> Exercise goal
Copy the records below word for word, beginning at the line that contains "x-tick-label: 26 червня [102, 349, 119, 416]" and stopping after the line that contains "y-tick-label: 0 [48, 332, 56, 349]".

**** Task material ****

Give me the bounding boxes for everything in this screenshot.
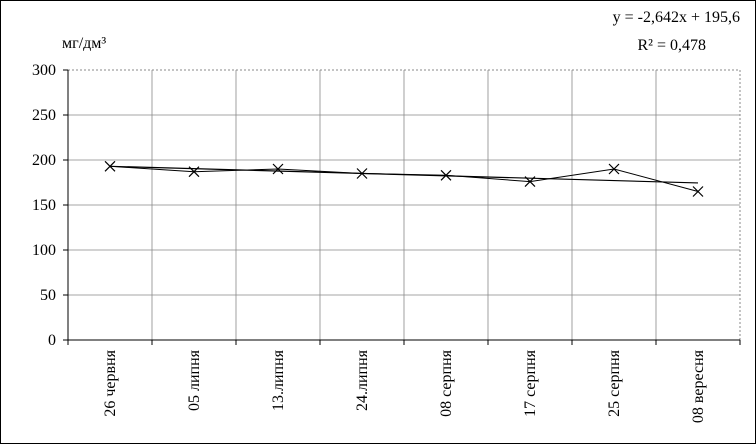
x-tick-label: 26 червня [102, 349, 119, 416]
marker [440, 169, 452, 181]
marker [608, 163, 620, 175]
marker [272, 163, 284, 175]
y-tick-label: 200 [32, 152, 56, 169]
x-tick-label: 05 липня [186, 349, 203, 411]
y-tick-label: 300 [32, 62, 56, 79]
x-tick-label: 24.липня [354, 349, 371, 411]
x-tick-label: 13.липня [270, 349, 287, 411]
y-tick-label: 0 [48, 332, 56, 349]
trend-equation: y = -2,642x + 195,6 [613, 9, 740, 26]
data-line [109, 165, 699, 192]
trend-r2: R² = 0,478 [638, 37, 707, 54]
x-tick-label: 08 серпня [438, 349, 455, 417]
marker [356, 168, 368, 179]
y-tick-label: 150 [32, 197, 56, 214]
marker [104, 160, 116, 172]
x-tick-label: 25 серпня [606, 349, 623, 417]
marker [692, 186, 704, 197]
y-tick-label: 250 [32, 107, 56, 124]
marker [188, 166, 200, 178]
y-tick-label: 50 [40, 287, 56, 304]
y-tick-label: 100 [32, 242, 56, 259]
x-tick-label: 08 вересня [690, 349, 707, 423]
y-axis-label: мг/дм³ [62, 35, 106, 52]
x-tick-label: 17 серпня [522, 349, 539, 417]
marker [524, 176, 536, 188]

****

> Task solution
x-tick-label: 26 червня [102, 349, 119, 416]
marker [440, 169, 452, 181]
marker [608, 163, 620, 175]
marker [272, 163, 284, 175]
y-tick-label: 200 [32, 152, 56, 169]
x-tick-label: 05 липня [186, 349, 203, 411]
y-tick-label: 300 [32, 62, 56, 79]
x-tick-label: 24.липня [354, 349, 371, 411]
x-tick-label: 13.липня [270, 349, 287, 411]
y-tick-label: 0 [48, 332, 56, 349]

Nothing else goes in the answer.